## [Written exercise]
Could you output each line of the data that follows exactly?

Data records
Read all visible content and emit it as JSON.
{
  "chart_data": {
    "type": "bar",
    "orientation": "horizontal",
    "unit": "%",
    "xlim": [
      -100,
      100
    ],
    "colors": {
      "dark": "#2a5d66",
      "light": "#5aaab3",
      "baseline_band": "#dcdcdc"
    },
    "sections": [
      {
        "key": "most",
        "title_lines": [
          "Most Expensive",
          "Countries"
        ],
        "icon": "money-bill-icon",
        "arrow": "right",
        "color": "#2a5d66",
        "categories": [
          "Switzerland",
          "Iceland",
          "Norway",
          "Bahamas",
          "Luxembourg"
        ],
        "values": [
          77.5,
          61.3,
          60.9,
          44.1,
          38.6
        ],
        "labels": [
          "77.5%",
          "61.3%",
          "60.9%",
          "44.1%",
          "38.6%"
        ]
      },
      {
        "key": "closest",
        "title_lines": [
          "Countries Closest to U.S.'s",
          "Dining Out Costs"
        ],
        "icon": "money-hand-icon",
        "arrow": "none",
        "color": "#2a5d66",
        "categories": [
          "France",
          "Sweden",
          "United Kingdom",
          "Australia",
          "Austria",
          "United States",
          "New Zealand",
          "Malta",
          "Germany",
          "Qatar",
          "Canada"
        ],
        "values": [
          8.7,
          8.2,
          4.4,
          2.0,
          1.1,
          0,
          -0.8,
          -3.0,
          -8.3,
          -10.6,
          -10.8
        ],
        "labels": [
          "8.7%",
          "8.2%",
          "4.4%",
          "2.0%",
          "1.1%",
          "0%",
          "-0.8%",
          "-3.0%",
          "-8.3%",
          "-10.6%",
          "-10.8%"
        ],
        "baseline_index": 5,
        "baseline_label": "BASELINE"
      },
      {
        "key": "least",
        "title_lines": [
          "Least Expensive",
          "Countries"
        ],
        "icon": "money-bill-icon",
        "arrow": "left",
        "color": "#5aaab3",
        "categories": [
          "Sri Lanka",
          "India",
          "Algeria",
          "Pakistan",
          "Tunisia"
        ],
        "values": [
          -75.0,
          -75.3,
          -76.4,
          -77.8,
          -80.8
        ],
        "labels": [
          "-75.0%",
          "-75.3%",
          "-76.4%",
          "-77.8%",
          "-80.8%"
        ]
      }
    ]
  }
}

## [Solution for this problem]
Read all visible content and emit it as JSON.
{
  "chart_data": {
    "type": "bar",
    "orientation": "horizontal",
    "unit": "%",
    "xlim": [
      -100,
      100
    ],
    "colors": {
      "dark": "#2a5d66",
      "light": "#5aaab3",
      "baseline_band": "#dcdcdc"
    },
    "sections": [
      {
        "key": "most",
        "title_lines": [
          "Most Expensive",
          "Countries"
        ],
        "icon": "money-bill-icon",
        "arrow": "right",
        "color": "#2a5d66",
        "categories": [
          "Switzerland",
          "Iceland",
          "Norway",
          "Bahamas",
          "Luxembourg"
        ],
        "values": [
          77.5,
          61.3,
          60.9,
          44.1,
          38.6
        ],
        "labels": [
          "77.5%",
          "61.3%",
          "60.9%",
          "44.1%",
          "38.6%"
        ]
      },
      {
        "key": "closest",
        "title_lines": [
          "Countries Closest to U.S.'s",
          "Dining Out Costs"
        ],
        "icon": "money-hand-icon",
        "arrow": "none",
        "color": "#2a5d66",
        "categories": [
          "France",
          "Sweden",
          "United Kingdom",
          "Australia",
          "Austria",
          "United States",
          "New Zealand",
          "Malta",
          "Germany",
          "Qatar",
          "Canada"
        ],
        "values": [
          8.7,
          8.2,
          4.4,
          2.0,
          1.1,
          0,
          -0.8,
          -3.0,
          -8.3,
          -10.6,
          -10.8
        ],
        "labels": [
          "8.7%",
          "8.2%",
          "4.4%",
          "2.0%",
          "1.1%",
          "0%",
          "-0.8%",
          "-3.0%",
          "-8.3%",
          "-10.6%",
          "-10.8%"
        ],
        "baseline_index": 5,
        "baseline_label": "BASELINE"
      },
      {
        "key": "least",
        "title_lines": [
          "Least Expensive",
          "Countries"
        ],
        "icon": "money-bill-icon",
        "arrow": "left",
        "color": "#5aaab3",
        "categories": [
          "Sri Lanka",
          "India",
          "Algeria",
          "Pakistan",
          "Tunisia"
        ],
        "values": [
          -75.0,
          -75.3,
          -76.4,
          -77.8,
          -80.8
        ],
        "labels": [
          "-75.0%",
          "-75.3%",
          "-76.4%",
          "-77.8%",
          "-80.8%"
        ]
      }
    ]
  }
}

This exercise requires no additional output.